**PROBLEM REQUIREMENTS:**
Collect every line of the records below that contains the word "określone".
▬▬▬
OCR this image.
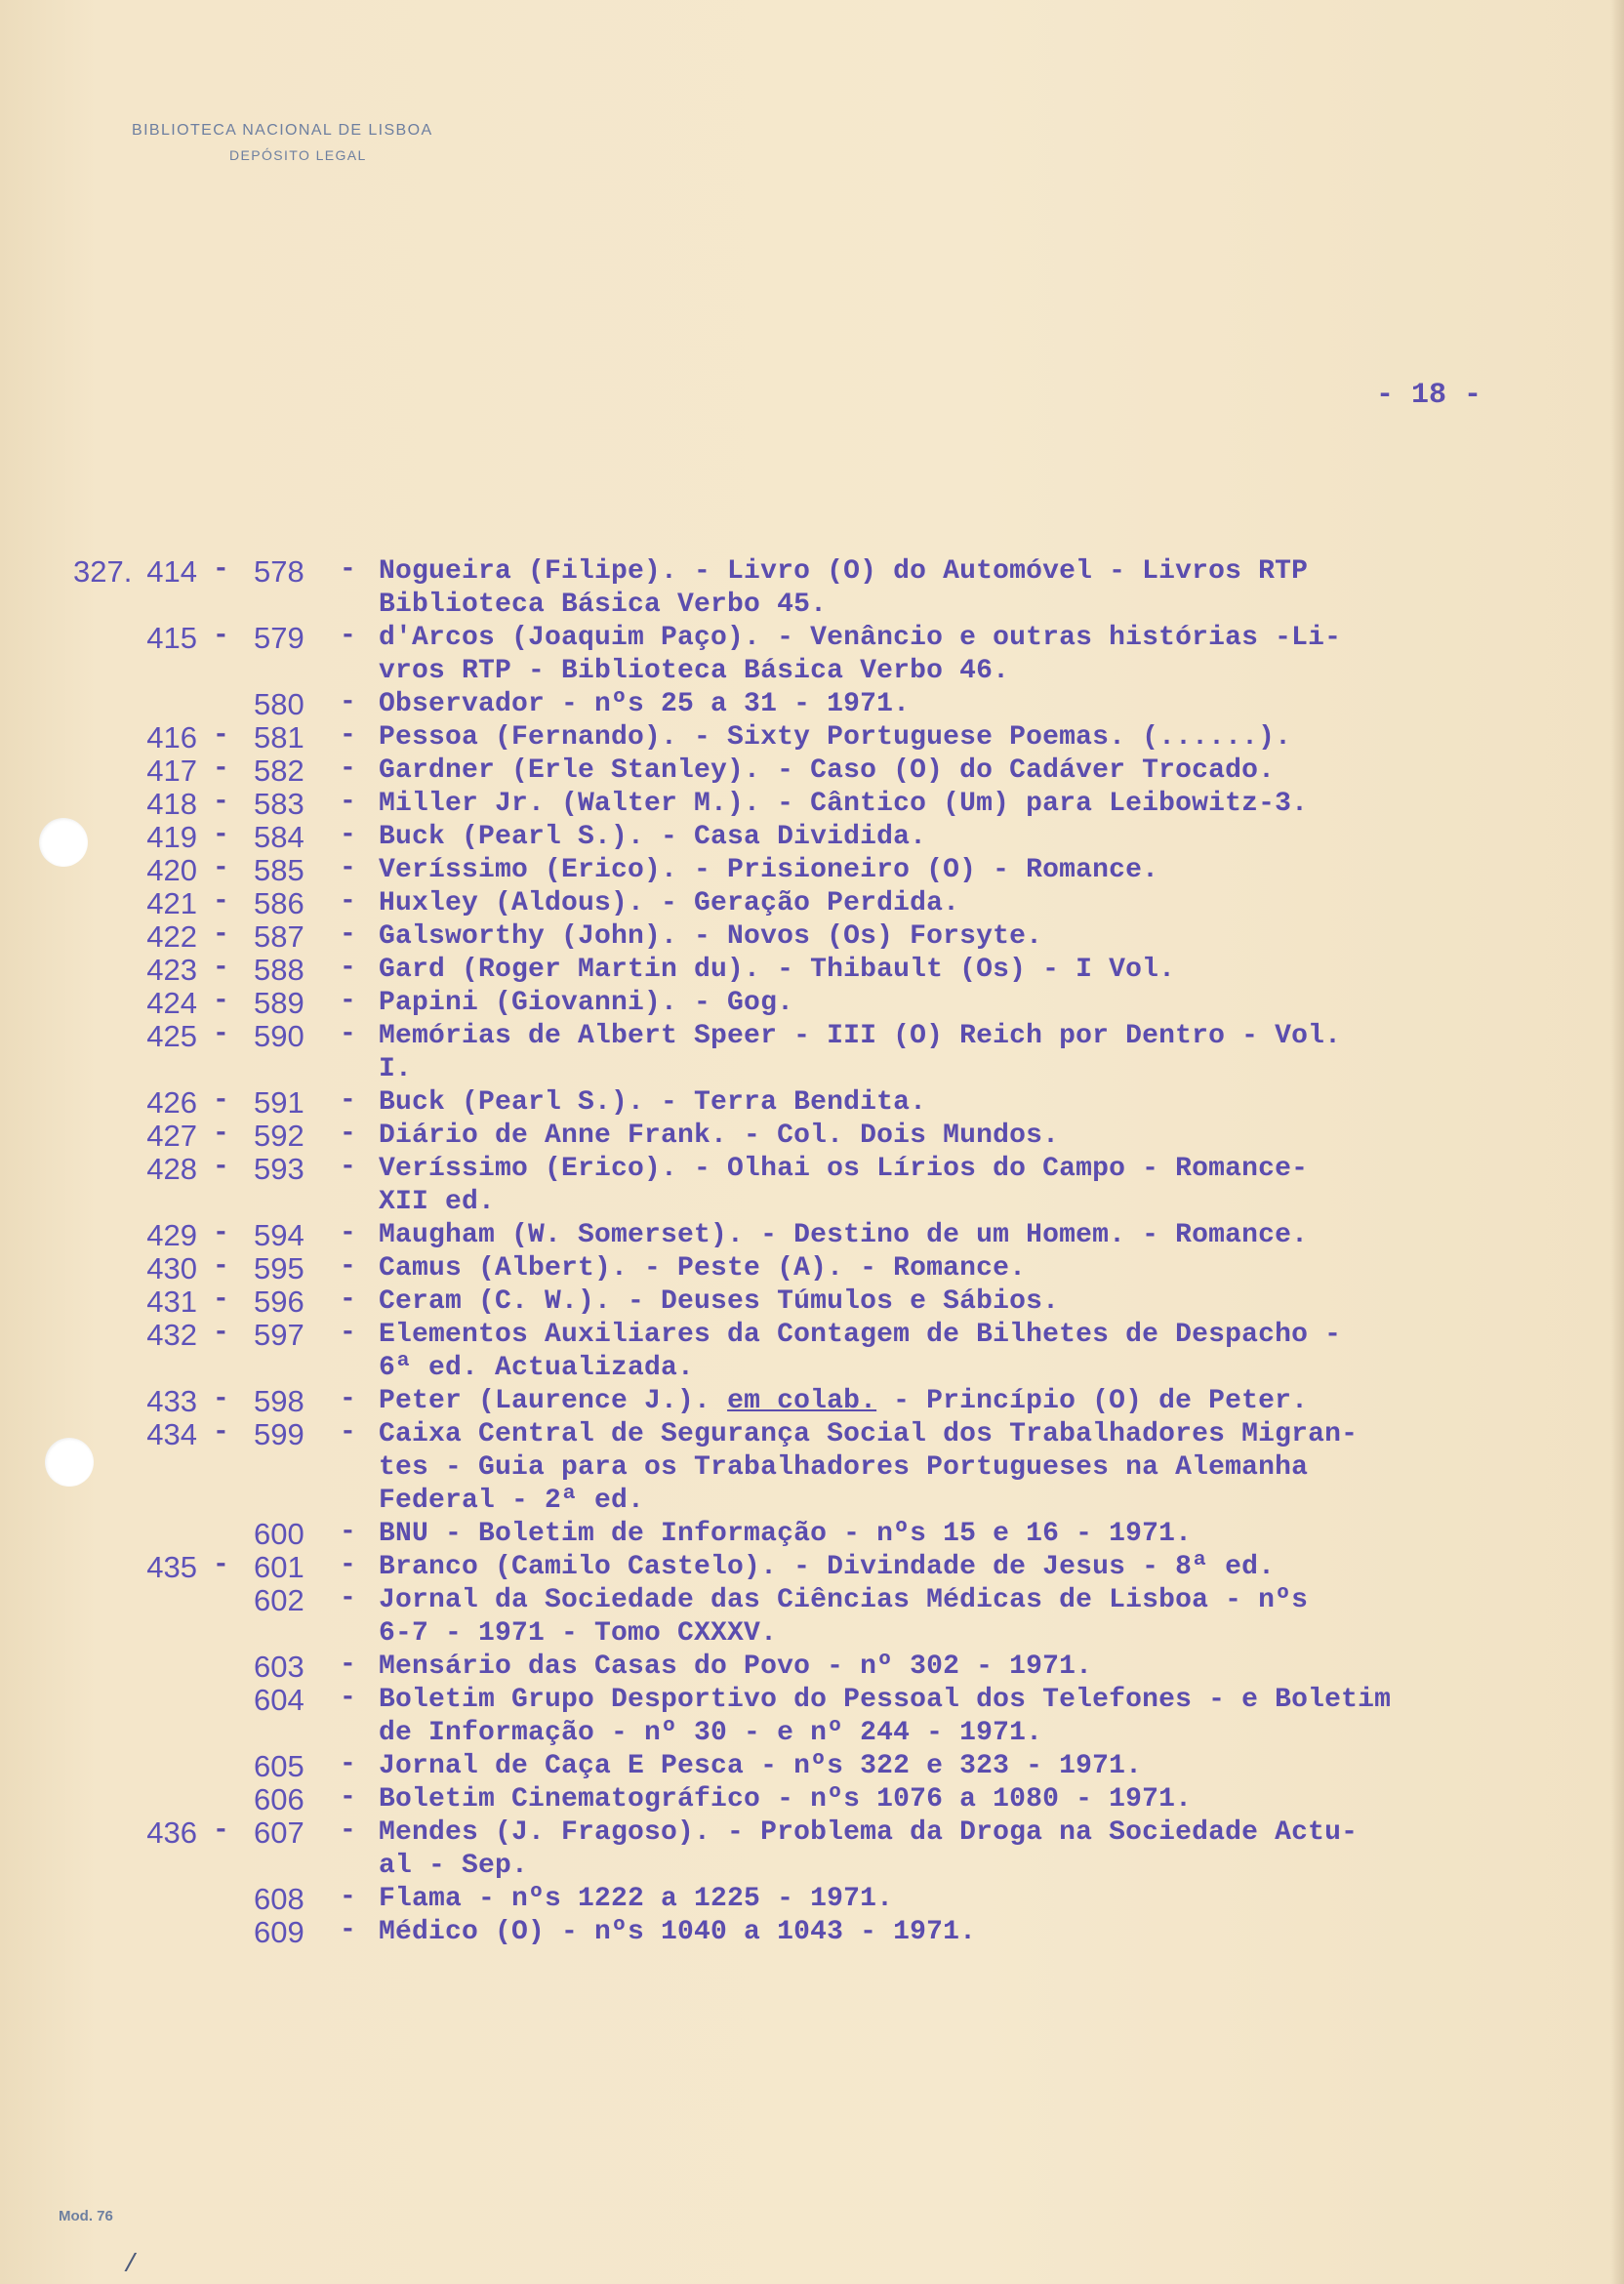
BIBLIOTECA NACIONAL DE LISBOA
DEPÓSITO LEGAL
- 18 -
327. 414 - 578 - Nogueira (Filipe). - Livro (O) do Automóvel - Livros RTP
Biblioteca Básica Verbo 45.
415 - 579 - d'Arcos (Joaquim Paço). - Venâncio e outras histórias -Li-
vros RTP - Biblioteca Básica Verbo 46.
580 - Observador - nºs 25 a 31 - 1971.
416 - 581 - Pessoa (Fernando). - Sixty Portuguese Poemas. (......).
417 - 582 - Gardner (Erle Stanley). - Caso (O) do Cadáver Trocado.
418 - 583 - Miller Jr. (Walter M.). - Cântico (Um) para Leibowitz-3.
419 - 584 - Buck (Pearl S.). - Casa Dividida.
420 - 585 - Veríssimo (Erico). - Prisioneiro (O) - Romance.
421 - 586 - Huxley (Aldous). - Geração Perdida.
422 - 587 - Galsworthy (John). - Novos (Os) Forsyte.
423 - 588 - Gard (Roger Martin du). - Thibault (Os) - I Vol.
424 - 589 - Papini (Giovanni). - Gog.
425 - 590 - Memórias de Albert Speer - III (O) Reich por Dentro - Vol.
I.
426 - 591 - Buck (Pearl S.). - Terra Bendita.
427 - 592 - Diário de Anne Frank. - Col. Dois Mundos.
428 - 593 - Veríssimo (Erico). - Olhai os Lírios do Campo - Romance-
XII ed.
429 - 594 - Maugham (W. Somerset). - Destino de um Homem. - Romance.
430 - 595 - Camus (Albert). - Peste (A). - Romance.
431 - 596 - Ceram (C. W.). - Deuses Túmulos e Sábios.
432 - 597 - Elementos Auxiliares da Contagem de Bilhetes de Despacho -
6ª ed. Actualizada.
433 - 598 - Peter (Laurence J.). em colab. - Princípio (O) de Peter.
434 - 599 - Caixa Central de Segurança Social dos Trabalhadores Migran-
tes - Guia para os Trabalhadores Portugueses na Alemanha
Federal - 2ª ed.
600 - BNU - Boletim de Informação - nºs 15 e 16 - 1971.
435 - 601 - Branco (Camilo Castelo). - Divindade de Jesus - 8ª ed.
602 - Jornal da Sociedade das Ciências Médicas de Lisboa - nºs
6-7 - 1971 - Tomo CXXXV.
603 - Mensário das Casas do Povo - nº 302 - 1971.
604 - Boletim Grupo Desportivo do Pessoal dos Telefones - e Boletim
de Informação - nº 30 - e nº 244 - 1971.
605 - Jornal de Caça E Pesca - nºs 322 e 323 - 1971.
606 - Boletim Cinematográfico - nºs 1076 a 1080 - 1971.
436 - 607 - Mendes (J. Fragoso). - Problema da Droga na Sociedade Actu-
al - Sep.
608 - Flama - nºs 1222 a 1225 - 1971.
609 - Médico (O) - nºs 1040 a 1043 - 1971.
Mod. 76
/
▬▬▬
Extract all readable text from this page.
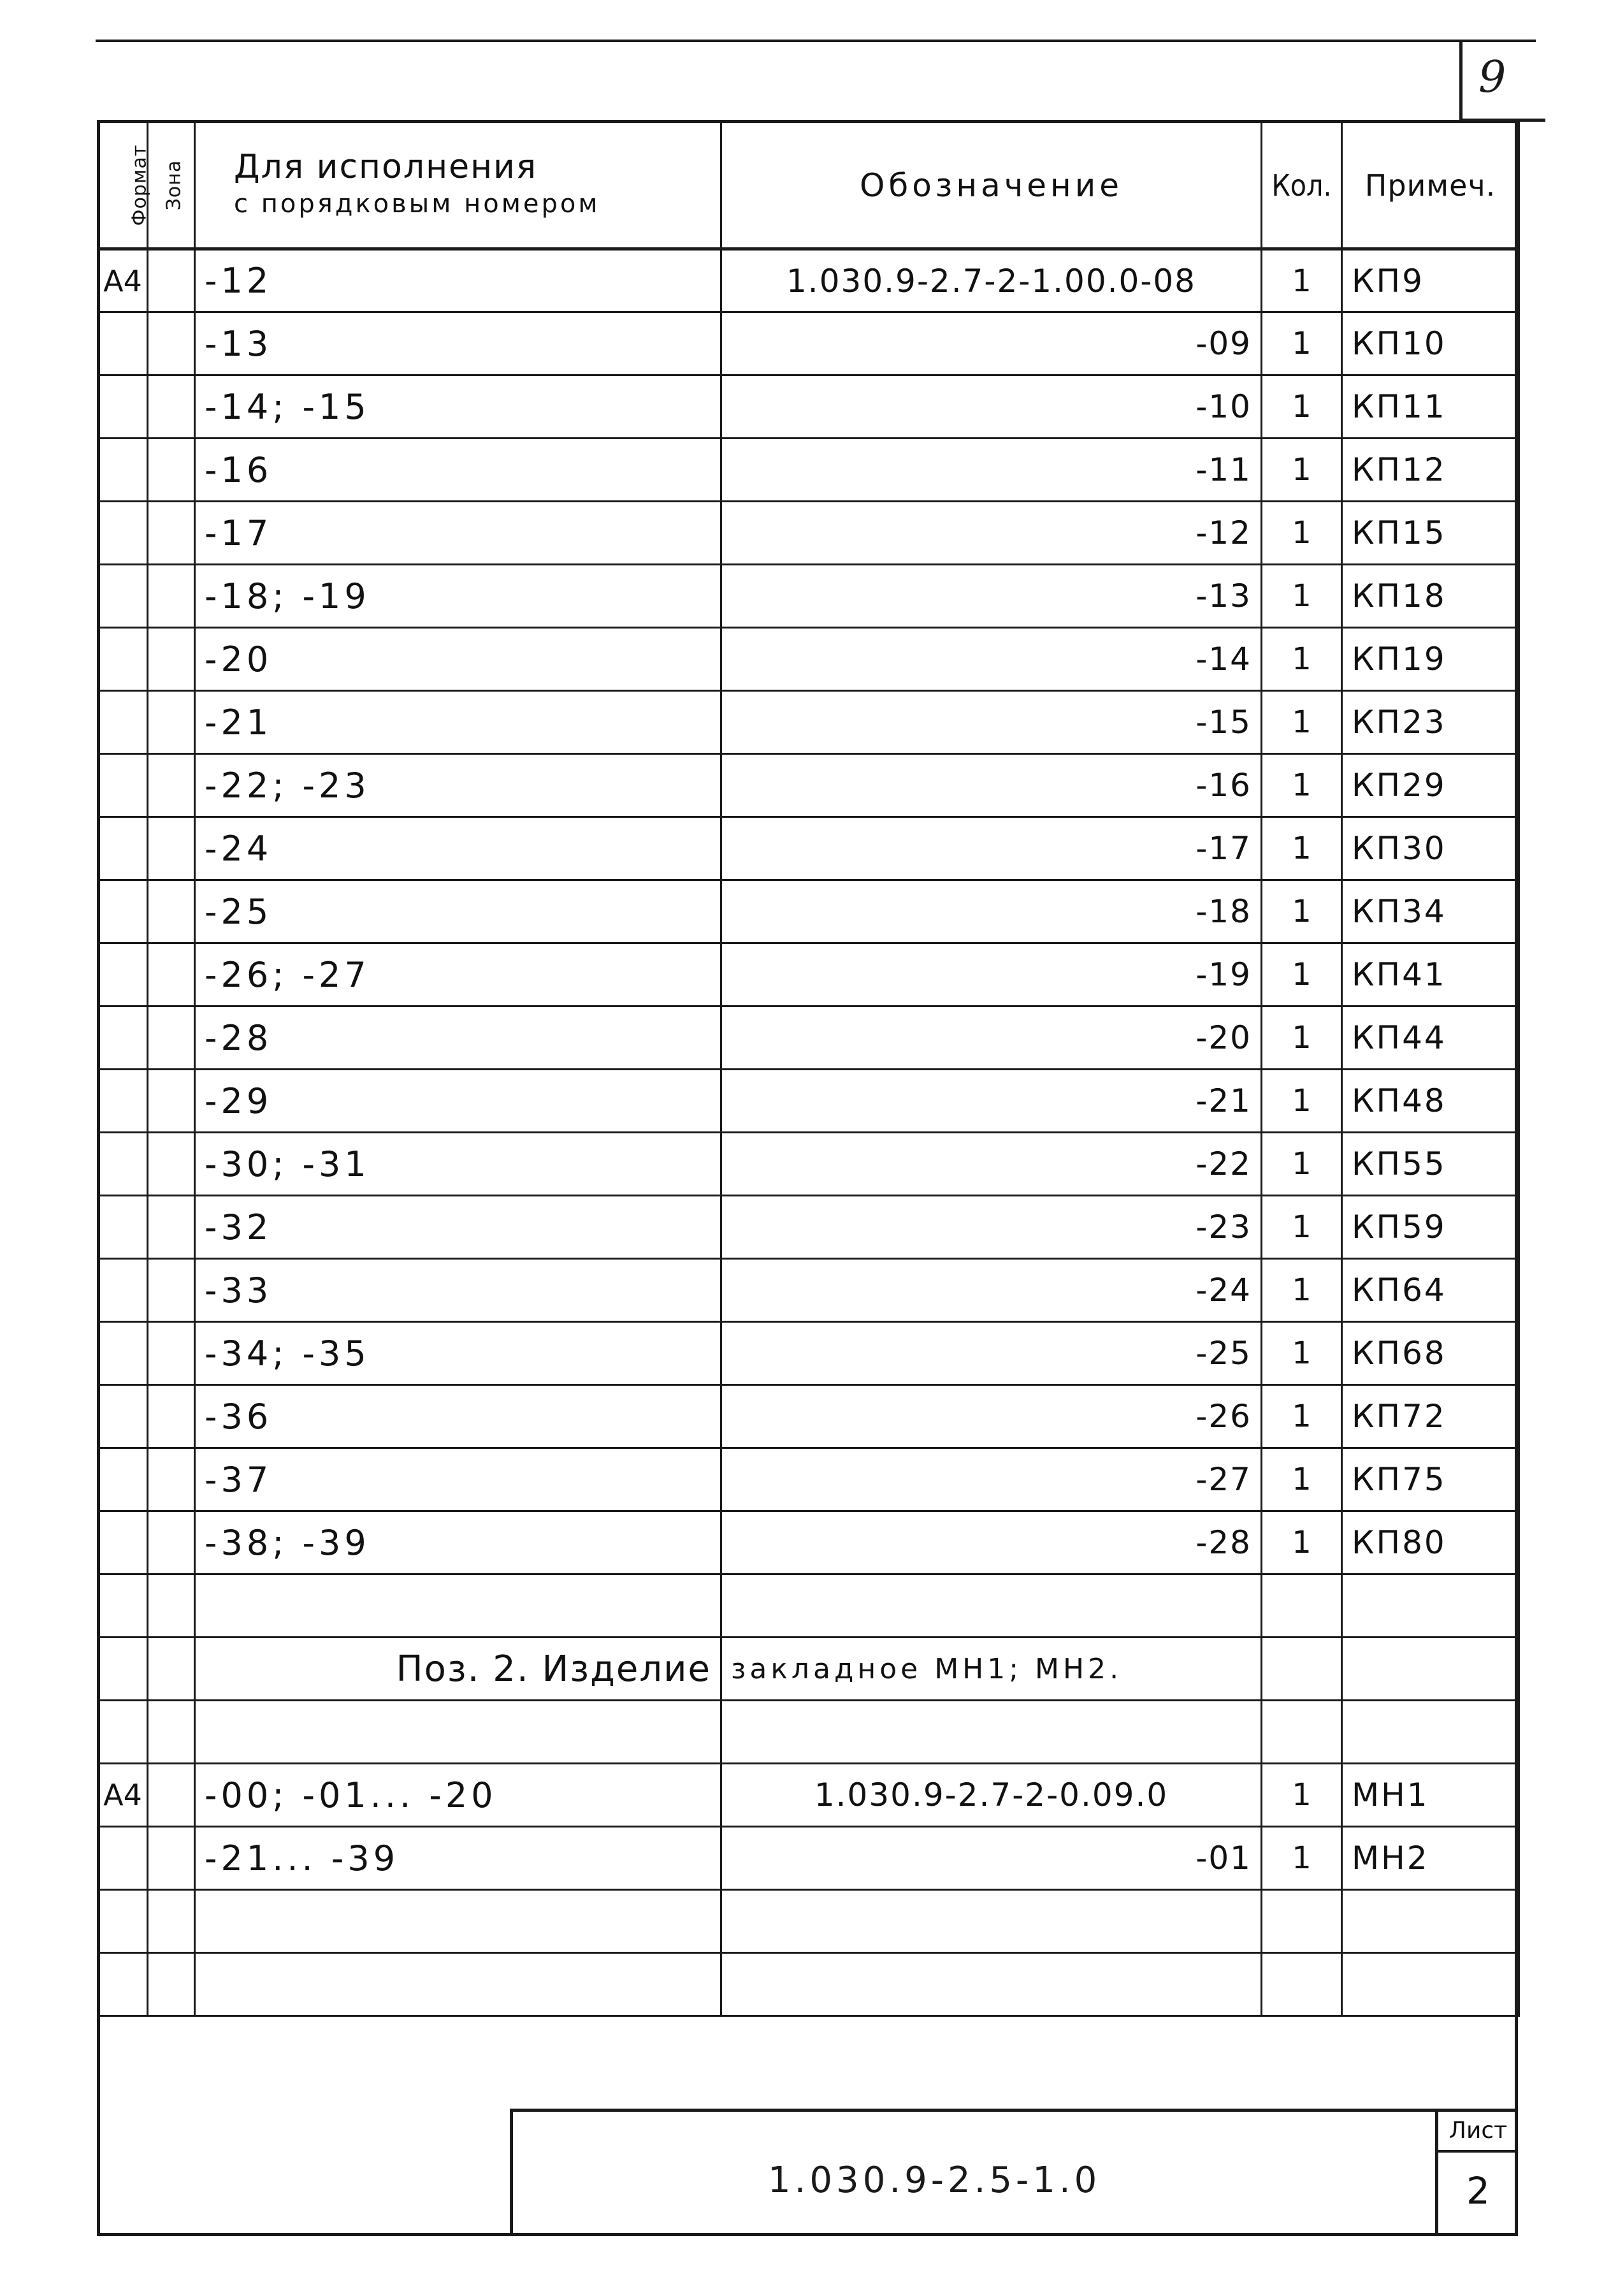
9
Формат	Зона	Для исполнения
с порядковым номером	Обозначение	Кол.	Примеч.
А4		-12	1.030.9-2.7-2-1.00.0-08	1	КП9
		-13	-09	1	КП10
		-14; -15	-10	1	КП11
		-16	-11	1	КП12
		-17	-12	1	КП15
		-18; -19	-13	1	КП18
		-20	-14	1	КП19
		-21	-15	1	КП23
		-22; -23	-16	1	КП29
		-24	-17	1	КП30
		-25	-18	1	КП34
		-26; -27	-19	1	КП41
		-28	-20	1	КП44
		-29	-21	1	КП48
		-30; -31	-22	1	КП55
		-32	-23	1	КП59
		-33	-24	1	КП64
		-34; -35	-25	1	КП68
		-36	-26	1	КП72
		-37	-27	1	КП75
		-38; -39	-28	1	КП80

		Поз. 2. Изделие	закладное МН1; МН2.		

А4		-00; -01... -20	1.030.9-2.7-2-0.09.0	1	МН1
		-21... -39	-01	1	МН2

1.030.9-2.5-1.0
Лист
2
▬▬▬
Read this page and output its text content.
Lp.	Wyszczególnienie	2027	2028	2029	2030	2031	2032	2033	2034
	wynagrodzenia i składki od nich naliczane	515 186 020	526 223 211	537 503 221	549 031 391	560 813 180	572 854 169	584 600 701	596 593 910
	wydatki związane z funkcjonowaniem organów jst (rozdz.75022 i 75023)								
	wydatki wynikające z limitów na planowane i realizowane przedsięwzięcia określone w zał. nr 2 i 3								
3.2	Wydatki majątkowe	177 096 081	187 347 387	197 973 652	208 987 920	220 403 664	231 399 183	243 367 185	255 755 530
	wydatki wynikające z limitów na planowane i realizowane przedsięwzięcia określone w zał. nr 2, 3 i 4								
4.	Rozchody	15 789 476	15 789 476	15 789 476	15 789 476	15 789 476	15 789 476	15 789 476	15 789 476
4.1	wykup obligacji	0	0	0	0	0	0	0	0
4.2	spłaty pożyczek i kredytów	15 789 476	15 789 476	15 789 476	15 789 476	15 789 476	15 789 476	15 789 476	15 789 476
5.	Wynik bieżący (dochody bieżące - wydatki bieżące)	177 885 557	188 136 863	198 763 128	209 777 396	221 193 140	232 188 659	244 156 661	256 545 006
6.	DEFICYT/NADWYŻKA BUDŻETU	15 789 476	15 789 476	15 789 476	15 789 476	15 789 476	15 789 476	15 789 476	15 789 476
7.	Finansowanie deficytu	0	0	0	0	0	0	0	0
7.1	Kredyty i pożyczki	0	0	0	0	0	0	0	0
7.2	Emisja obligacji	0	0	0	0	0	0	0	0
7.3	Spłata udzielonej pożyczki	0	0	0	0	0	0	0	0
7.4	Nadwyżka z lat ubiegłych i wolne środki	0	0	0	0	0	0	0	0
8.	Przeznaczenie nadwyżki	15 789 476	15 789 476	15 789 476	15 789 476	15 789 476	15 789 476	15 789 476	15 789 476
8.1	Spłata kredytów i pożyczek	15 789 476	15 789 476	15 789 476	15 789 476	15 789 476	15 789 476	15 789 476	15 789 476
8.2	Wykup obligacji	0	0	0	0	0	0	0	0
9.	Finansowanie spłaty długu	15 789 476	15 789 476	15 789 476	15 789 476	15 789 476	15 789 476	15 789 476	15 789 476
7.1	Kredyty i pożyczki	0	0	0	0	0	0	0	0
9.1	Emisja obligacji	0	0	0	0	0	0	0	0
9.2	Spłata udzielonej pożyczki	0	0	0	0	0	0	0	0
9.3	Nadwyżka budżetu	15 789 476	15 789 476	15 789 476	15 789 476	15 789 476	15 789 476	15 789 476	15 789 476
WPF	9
▬▬▬
**COMPLETED EXERCISE:**
	wydatki wynikające z limitów na planowane i realizowane przedsięwzięcia określone w zał. nr 2 i 3								
	wydatki wynikające z limitów na planowane i realizowane przedsięwzięcia określone w zał. nr 2, 3 i 4								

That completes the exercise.